### To do
Gather every line from the entries below that includes "JSON".

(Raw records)
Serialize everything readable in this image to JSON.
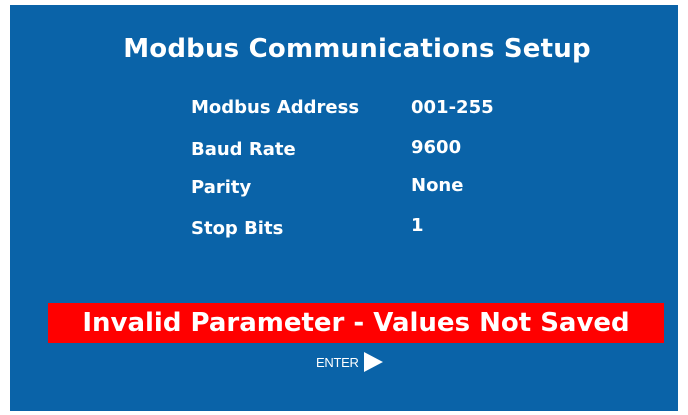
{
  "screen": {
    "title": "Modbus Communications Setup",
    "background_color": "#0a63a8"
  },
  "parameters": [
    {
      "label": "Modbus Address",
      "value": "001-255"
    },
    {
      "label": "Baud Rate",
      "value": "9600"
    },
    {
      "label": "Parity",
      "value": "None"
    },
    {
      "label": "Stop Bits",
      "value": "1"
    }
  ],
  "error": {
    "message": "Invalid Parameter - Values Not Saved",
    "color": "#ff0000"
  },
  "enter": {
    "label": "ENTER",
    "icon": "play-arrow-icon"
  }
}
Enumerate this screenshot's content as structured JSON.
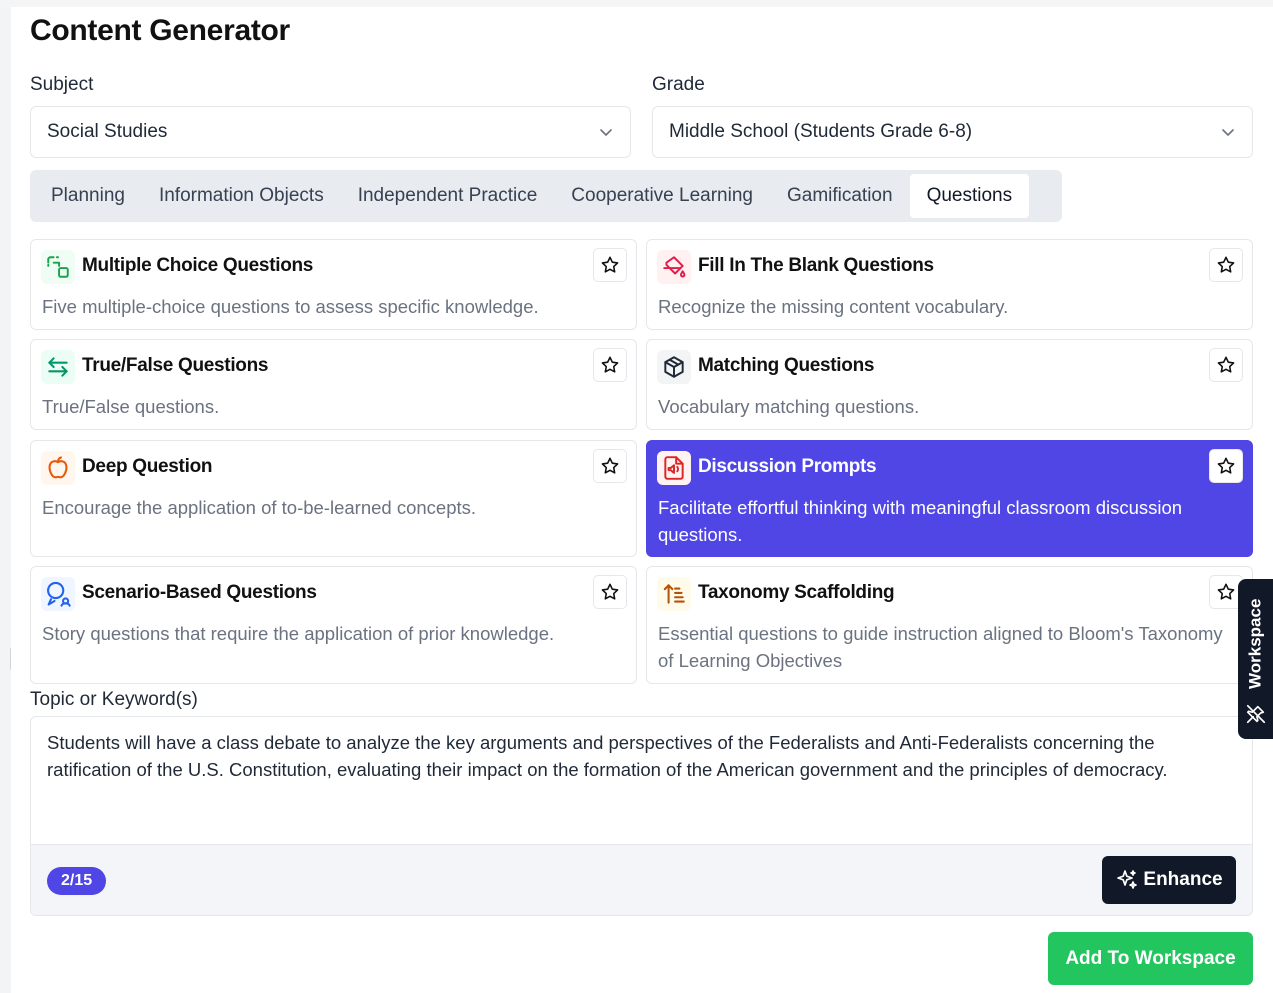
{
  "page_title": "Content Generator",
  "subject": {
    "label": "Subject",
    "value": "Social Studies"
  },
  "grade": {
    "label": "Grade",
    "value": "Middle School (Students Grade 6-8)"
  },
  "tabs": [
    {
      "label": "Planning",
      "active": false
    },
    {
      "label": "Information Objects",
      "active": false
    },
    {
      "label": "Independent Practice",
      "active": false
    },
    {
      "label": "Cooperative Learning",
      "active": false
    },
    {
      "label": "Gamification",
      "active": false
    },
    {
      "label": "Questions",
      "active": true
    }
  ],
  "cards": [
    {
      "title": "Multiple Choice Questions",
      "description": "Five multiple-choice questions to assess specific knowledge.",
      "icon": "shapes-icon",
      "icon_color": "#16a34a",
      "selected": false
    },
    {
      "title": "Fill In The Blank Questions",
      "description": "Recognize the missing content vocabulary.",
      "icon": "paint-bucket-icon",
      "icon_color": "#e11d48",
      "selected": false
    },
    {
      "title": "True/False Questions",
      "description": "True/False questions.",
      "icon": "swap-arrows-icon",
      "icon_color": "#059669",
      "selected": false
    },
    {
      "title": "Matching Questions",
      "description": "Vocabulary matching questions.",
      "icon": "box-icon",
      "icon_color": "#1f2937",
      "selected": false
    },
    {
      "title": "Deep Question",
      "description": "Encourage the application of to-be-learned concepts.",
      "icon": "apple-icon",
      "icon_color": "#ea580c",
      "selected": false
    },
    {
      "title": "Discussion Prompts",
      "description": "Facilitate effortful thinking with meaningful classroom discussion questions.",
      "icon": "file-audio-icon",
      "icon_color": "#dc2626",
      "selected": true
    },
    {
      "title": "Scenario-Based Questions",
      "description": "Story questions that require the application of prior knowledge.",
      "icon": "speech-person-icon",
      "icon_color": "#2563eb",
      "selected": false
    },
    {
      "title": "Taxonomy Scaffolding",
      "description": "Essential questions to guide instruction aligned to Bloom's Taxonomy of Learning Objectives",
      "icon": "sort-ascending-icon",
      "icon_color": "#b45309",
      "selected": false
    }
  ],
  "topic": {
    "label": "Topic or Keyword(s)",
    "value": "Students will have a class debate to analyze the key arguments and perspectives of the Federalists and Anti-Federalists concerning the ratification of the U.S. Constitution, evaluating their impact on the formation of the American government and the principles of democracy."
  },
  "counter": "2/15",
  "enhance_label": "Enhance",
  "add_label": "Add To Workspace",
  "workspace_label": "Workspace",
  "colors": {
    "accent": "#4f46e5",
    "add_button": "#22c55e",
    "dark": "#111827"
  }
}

### Task solution
Serialize everything readable in this image to JSON.
Enumerate this screenshot's content as structured JSON.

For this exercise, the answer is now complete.